■ ENTRIES ■
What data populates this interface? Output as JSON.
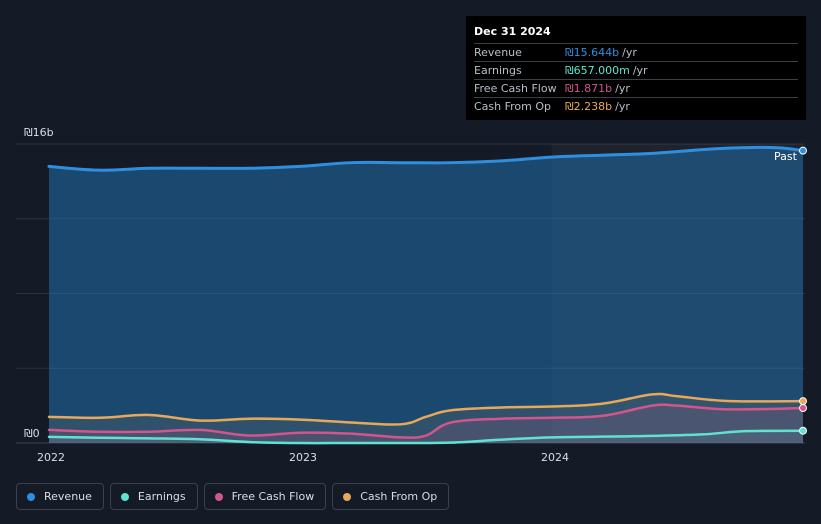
{
  "tooltip": {
    "date": "Dec 31 2024",
    "rows": [
      {
        "name": "Revenue",
        "value": "₪15.644b",
        "unit": "/yr",
        "color": "#2e8fe0"
      },
      {
        "name": "Earnings",
        "value": "₪657.000m",
        "unit": "/yr",
        "color": "#5fe3cf"
      },
      {
        "name": "Free Cash Flow",
        "value": "₪1.871b",
        "unit": "/yr",
        "color": "#d2558c"
      },
      {
        "name": "Cash From Op",
        "value": "₪2.238b",
        "unit": "/yr",
        "color": "#e8a85a"
      }
    ]
  },
  "past_label": "Past",
  "legend": [
    {
      "label": "Revenue",
      "color": "#2e8fe0"
    },
    {
      "label": "Earnings",
      "color": "#5fe3cf"
    },
    {
      "label": "Free Cash Flow",
      "color": "#d2558c"
    },
    {
      "label": "Cash From Op",
      "color": "#e8a85a"
    }
  ],
  "chart_data": {
    "type": "area",
    "ylim": [
      0,
      16
    ],
    "y_unit": "₪ billions",
    "y_tick_labels": [
      "₪16b",
      "₪0"
    ],
    "x_tick_labels": [
      "2022",
      "2023",
      "2024"
    ],
    "x_range": [
      2022.0,
      2025.0
    ],
    "grid": true,
    "series": [
      {
        "name": "Revenue",
        "color": "#2e8fe0",
        "x": [
          2022.0,
          2022.2,
          2022.4,
          2022.6,
          2022.8,
          2023.0,
          2023.2,
          2023.4,
          2023.6,
          2023.8,
          2024.0,
          2024.2,
          2024.4,
          2024.6,
          2024.75,
          2024.9,
          2025.0
        ],
        "y": [
          14.8,
          14.6,
          14.7,
          14.7,
          14.7,
          14.8,
          15.0,
          15.0,
          15.0,
          15.1,
          15.3,
          15.4,
          15.5,
          15.7,
          15.8,
          15.8,
          15.644
        ]
      },
      {
        "name": "Earnings",
        "color": "#5fe3cf",
        "x": [
          2022.0,
          2022.2,
          2022.4,
          2022.6,
          2022.8,
          2023.0,
          2023.2,
          2023.4,
          2023.6,
          2023.8,
          2024.0,
          2024.2,
          2024.4,
          2024.6,
          2024.75,
          2024.9,
          2025.0
        ],
        "y": [
          0.33,
          0.28,
          0.25,
          0.2,
          0.05,
          0.0,
          0.0,
          0.0,
          0.02,
          0.18,
          0.3,
          0.34,
          0.38,
          0.46,
          0.62,
          0.65,
          0.657
        ]
      },
      {
        "name": "Free Cash Flow",
        "color": "#d2558c",
        "x": [
          2022.0,
          2022.2,
          2022.4,
          2022.6,
          2022.8,
          2023.0,
          2023.2,
          2023.4,
          2023.5,
          2023.6,
          2023.8,
          2024.0,
          2024.2,
          2024.4,
          2024.5,
          2024.7,
          2025.0
        ],
        "y": [
          0.7,
          0.6,
          0.6,
          0.7,
          0.4,
          0.55,
          0.5,
          0.3,
          0.4,
          1.1,
          1.3,
          1.35,
          1.45,
          2.0,
          2.0,
          1.8,
          1.871
        ]
      },
      {
        "name": "Cash From Op",
        "color": "#e8a85a",
        "x": [
          2022.0,
          2022.2,
          2022.4,
          2022.6,
          2022.8,
          2023.0,
          2023.2,
          2023.4,
          2023.5,
          2023.6,
          2023.8,
          2024.0,
          2024.2,
          2024.4,
          2024.5,
          2024.7,
          2025.0
        ],
        "y": [
          1.4,
          1.35,
          1.5,
          1.2,
          1.3,
          1.25,
          1.1,
          1.0,
          1.4,
          1.75,
          1.9,
          1.95,
          2.1,
          2.6,
          2.5,
          2.25,
          2.238
        ]
      }
    ]
  }
}
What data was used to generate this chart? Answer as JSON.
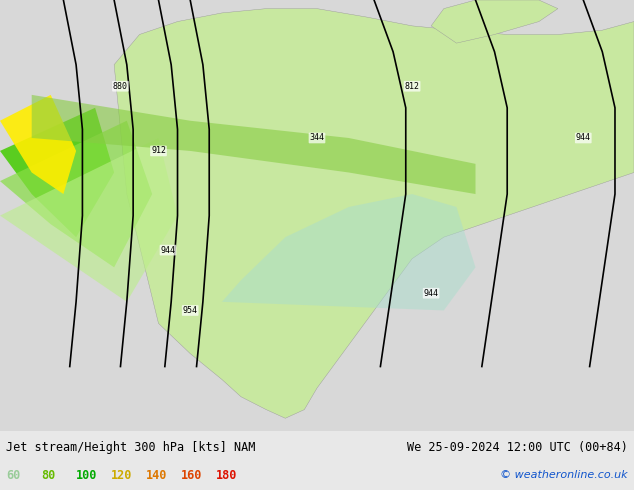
{
  "title_left": "Jet stream/Height 300 hPa [kts] NAM",
  "title_right": "We 25-09-2024 12:00 UTC (00+84)",
  "copyright": "© weatheronline.co.uk",
  "legend_values": [
    60,
    80,
    100,
    120,
    140,
    160,
    180
  ],
  "legend_colors": [
    "#99ff99",
    "#66dd00",
    "#00aa00",
    "#ffcc00",
    "#ff8800",
    "#ff4400",
    "#ff0000"
  ],
  "background_color": "#e8e8e8",
  "fig_width": 6.34,
  "fig_height": 4.9,
  "dpi": 100
}
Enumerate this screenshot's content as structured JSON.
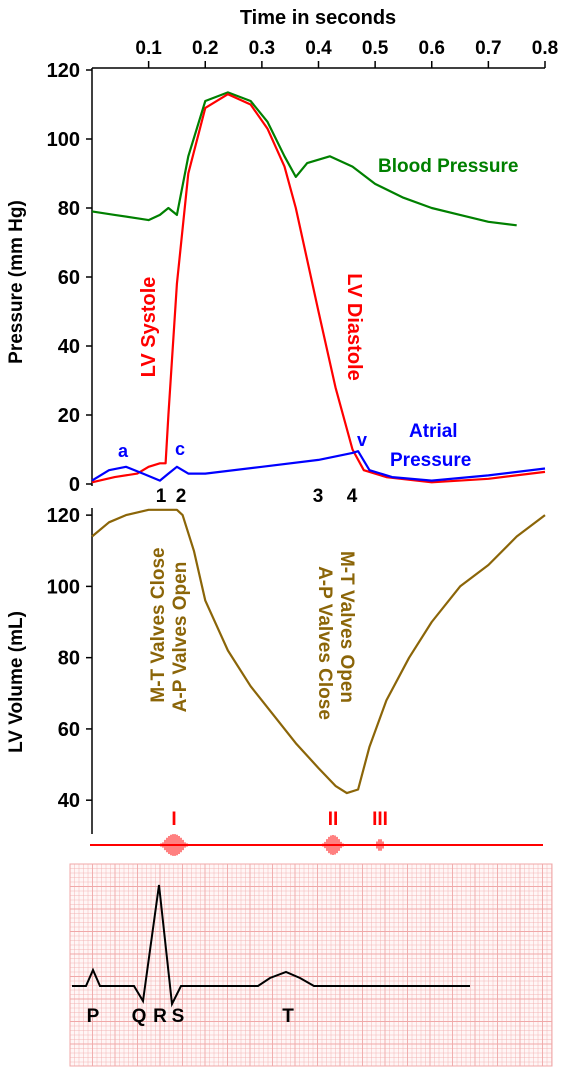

■ TASK BRIEF ■
Reproduce every line of the material precisely, omitting its pictures.

■ RESPONSE TO THE EXERCISE ■
What data populates this interface? Output as JSON.
{
  "tooltip": {
    "date": "Dec 31 2024",
    "rows": [
      {
        "name": "Revenue",
        "value": "₪15.644b",
        "unit": "/yr",
        "color": "#2e8fe0"
      },
      {
        "name": "Earnings",
        "value": "₪657.000m",
        "unit": "/yr",
        "color": "#5fe3cf"
      },
      {
        "name": "Free Cash Flow",
        "value": "₪1.871b",
        "unit": "/yr",
        "color": "#d2558c"
      },
      {
        "name": "Cash From Op",
        "value": "₪2.238b",
        "unit": "/yr",
        "color": "#e8a85a"
      }
    ]
  },
  "past_label": "Past",
  "legend": [
    {
      "label": "Revenue",
      "color": "#2e8fe0"
    },
    {
      "label": "Earnings",
      "color": "#5fe3cf"
    },
    {
      "label": "Free Cash Flow",
      "color": "#d2558c"
    },
    {
      "label": "Cash From Op",
      "color": "#e8a85a"
    }
  ],
  "chart_data": {
    "type": "area",
    "ylim": [
      0,
      16
    ],
    "y_unit": "₪ billions",
    "y_tick_labels": [
      "₪16b",
      "₪0"
    ],
    "x_tick_labels": [
      "2022",
      "2023",
      "2024"
    ],
    "x_range": [
      2022.0,
      2025.0
    ],
    "grid": true,
    "series": [
      {
        "name": "Revenue",
        "color": "#2e8fe0",
        "x": [
          2022.0,
          2022.2,
          2022.4,
          2022.6,
          2022.8,
          2023.0,
          2023.2,
          2023.4,
          2023.6,
          2023.8,
          2024.0,
          2024.2,
          2024.4,
          2024.6,
          2024.75,
          2024.9,
          2025.0
        ],
        "y": [
          14.8,
          14.6,
          14.7,
          14.7,
          14.7,
          14.8,
          15.0,
          15.0,
          15.0,
          15.1,
          15.3,
          15.4,
          15.5,
          15.7,
          15.8,
          15.8,
          15.644
        ]
      },
      {
        "name": "Earnings",
        "color": "#5fe3cf",
        "x": [
          2022.0,
          2022.2,
          2022.4,
          2022.6,
          2022.8,
          2023.0,
          2023.2,
          2023.4,
          2023.6,
          2023.8,
          2024.0,
          2024.2,
          2024.4,
          2024.6,
          2024.75,
          2024.9,
          2025.0
        ],
        "y": [
          0.33,
          0.28,
          0.25,
          0.2,
          0.05,
          0.0,
          0.0,
          0.0,
          0.02,
          0.18,
          0.3,
          0.34,
          0.38,
          0.46,
          0.62,
          0.65,
          0.657
        ]
      },
      {
        "name": "Free Cash Flow",
        "color": "#d2558c",
        "x": [
          2022.0,
          2022.2,
          2022.4,
          2022.6,
          2022.8,
          2023.0,
          2023.2,
          2023.4,
          2023.5,
          2023.6,
          2023.8,
          2024.0,
          2024.2,
          2024.4,
          2024.5,
          2024.7,
          2025.0
        ],
        "y": [
          0.7,
          0.6,
          0.6,
          0.7,
          0.4,
          0.55,
          0.5,
          0.3,
          0.4,
          1.1,
          1.3,
          1.35,
          1.45,
          2.0,
          2.0,
          1.8,
          1.871
        ]
      },
      {
        "name": "Cash From Op",
        "color": "#e8a85a",
        "x": [
          2022.0,
          2022.2,
          2022.4,
          2022.6,
          2022.8,
          2023.0,
          2023.2,
          2023.4,
          2023.5,
          2023.6,
          2023.8,
          2024.0,
          2024.2,
          2024.4,
          2024.5,
          2024.7,
          2025.0
        ],
        "y": [
          1.4,
          1.35,
          1.5,
          1.2,
          1.3,
          1.25,
          1.1,
          1.0,
          1.4,
          1.75,
          1.9,
          1.95,
          2.1,
          2.6,
          2.5,
          2.25,
          2.238
        ]
      }
    ]
  }
}
What data was used to generate this chart? Answer as JSON.
{
  "title_left": "Jet stream/Height 300 hPa [kts] NAM",
  "title_right": "We 25-09-2024 12:00 UTC (00+84)",
  "copyright": "© weatheronline.co.uk",
  "legend_values": [
    60,
    80,
    100,
    120,
    140,
    160,
    180
  ],
  "legend_colors": [
    "#99ff99",
    "#66dd00",
    "#00aa00",
    "#ffcc00",
    "#ff8800",
    "#ff4400",
    "#ff0000"
  ],
  "background_color": "#e8e8e8",
  "fig_width": 6.34,
  "fig_height": 4.9,
  "dpi": 100
}
Enumerate this screenshot's content as structured JSON.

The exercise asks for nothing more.